### WORK INSTRUCTIONS:
Exactly reproduce the entries, dropping any pictures from your copy.

[Records from a data collection]
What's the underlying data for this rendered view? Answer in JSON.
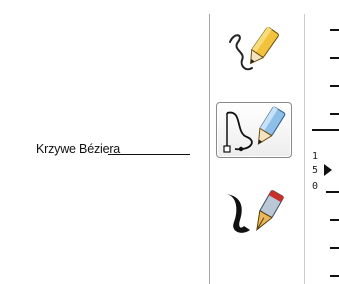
{
  "callout": {
    "label": "Krzywe Béziera"
  },
  "toolbox": {
    "tools": [
      {
        "icon": "freehand-pencil-icon",
        "selected": false
      },
      {
        "icon": "bezier-curve-tool-icon",
        "selected": true
      },
      {
        "icon": "calligraphy-pen-icon",
        "selected": false
      }
    ]
  },
  "ruler": {
    "labels": [
      "1",
      "5",
      "0"
    ]
  }
}
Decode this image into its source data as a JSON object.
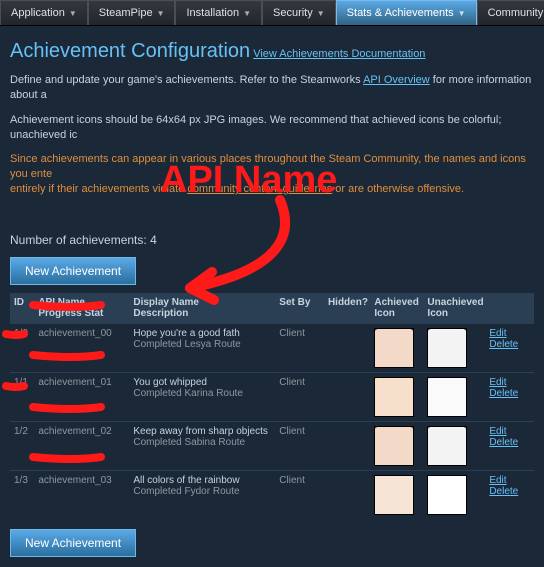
{
  "tabs": [
    {
      "label": "Application"
    },
    {
      "label": "SteamPipe"
    },
    {
      "label": "Installation"
    },
    {
      "label": "Security"
    },
    {
      "label": "Stats & Achievements",
      "active": true
    },
    {
      "label": "Community"
    }
  ],
  "page_title": "Achievement Configuration",
  "doc_link": "View Achievements Documentation",
  "para1_a": "Define and update your game's achievements. Refer to the Steamworks ",
  "para1_link": "API Overview",
  "para1_b": " for more information about a",
  "para2": "Achievement icons should be 64x64 px JPG images. We recommend that achieved icons be colorful; unachieved ic",
  "warn_a": "Since achievements can appear in various places throughout the Steam Community, the names and icons you ente",
  "warn_b": "entirely if their achievements violate ",
  "warn_link": "community content guidelines",
  "warn_c": " or are otherwise offensive.",
  "count_label": "Number of achievements: ",
  "count_value": "4",
  "new_btn": "New Achievement",
  "headers": {
    "id": "ID",
    "api_a": "API Name",
    "api_b": "Progress Stat",
    "disp_a": "Display Name",
    "disp_b": "Description",
    "setby": "Set By",
    "hidden": "Hidden?",
    "ach_a": "Achieved",
    "ach_b": "Icon",
    "un_a": "Unachieved",
    "un_b": "Icon"
  },
  "rows": [
    {
      "id": "1/0",
      "api": "achievement_00",
      "disp": "Hope you're a good fath",
      "desc": "Completed Lesya Route",
      "setby": "Client"
    },
    {
      "id": "1/1",
      "api": "achievement_01",
      "disp": "You got whipped",
      "desc": "Completed Karina Route",
      "setby": "Client"
    },
    {
      "id": "1/2",
      "api": "achievement_02",
      "disp": "Keep away from sharp objects",
      "desc": "Completed Sabina Route",
      "setby": "Client"
    },
    {
      "id": "1/3",
      "api": "achievement_03",
      "disp": "All colors of the rainbow",
      "desc": "Completed Fydor Route",
      "setby": "Client"
    }
  ],
  "edit_label": "Edit",
  "delete_label": "Delete",
  "annotation_text": "API Name"
}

### CORRECT RESULT:
What's the underlying data for this rendered view? Answer in JSON.
{
  "callout": {
    "label": "Krzywe Béziera"
  },
  "toolbox": {
    "tools": [
      {
        "icon": "freehand-pencil-icon",
        "selected": false
      },
      {
        "icon": "bezier-curve-tool-icon",
        "selected": true
      },
      {
        "icon": "calligraphy-pen-icon",
        "selected": false
      }
    ]
  },
  "ruler": {
    "labels": [
      "1",
      "5",
      "0"
    ]
  }
}
Decode this image into its source data as a JSON object.
{
  "tabs": [
    {
      "label": "Application"
    },
    {
      "label": "SteamPipe"
    },
    {
      "label": "Installation"
    },
    {
      "label": "Security"
    },
    {
      "label": "Stats & Achievements",
      "active": true
    },
    {
      "label": "Community"
    }
  ],
  "page_title": "Achievement Configuration",
  "doc_link": "View Achievements Documentation",
  "para1_a": "Define and update your game's achievements. Refer to the Steamworks ",
  "para1_link": "API Overview",
  "para1_b": " for more information about a",
  "para2": "Achievement icons should be 64x64 px JPG images. We recommend that achieved icons be colorful; unachieved ic",
  "warn_a": "Since achievements can appear in various places throughout the Steam Community, the names and icons you ente",
  "warn_b": "entirely if their achievements violate ",
  "warn_link": "community content guidelines",
  "warn_c": " or are otherwise offensive.",
  "count_label": "Number of achievements: ",
  "count_value": "4",
  "new_btn": "New Achievement",
  "headers": {
    "id": "ID",
    "api_a": "API Name",
    "api_b": "Progress Stat",
    "disp_a": "Display Name",
    "disp_b": "Description",
    "setby": "Set By",
    "hidden": "Hidden?",
    "ach_a": "Achieved",
    "ach_b": "Icon",
    "un_a": "Unachieved",
    "un_b": "Icon"
  },
  "rows": [
    {
      "id": "1/0",
      "api": "achievement_00",
      "disp": "Hope you're a good fath",
      "desc": "Completed Lesya Route",
      "setby": "Client"
    },
    {
      "id": "1/1",
      "api": "achievement_01",
      "disp": "You got whipped",
      "desc": "Completed Karina Route",
      "setby": "Client"
    },
    {
      "id": "1/2",
      "api": "achievement_02",
      "disp": "Keep away from sharp objects",
      "desc": "Completed Sabina Route",
      "setby": "Client"
    },
    {
      "id": "1/3",
      "api": "achievement_03",
      "disp": "All colors of the rainbow",
      "desc": "Completed Fydor Route",
      "setby": "Client"
    }
  ],
  "edit_label": "Edit",
  "delete_label": "Delete",
  "annotation_text": "API Name"
}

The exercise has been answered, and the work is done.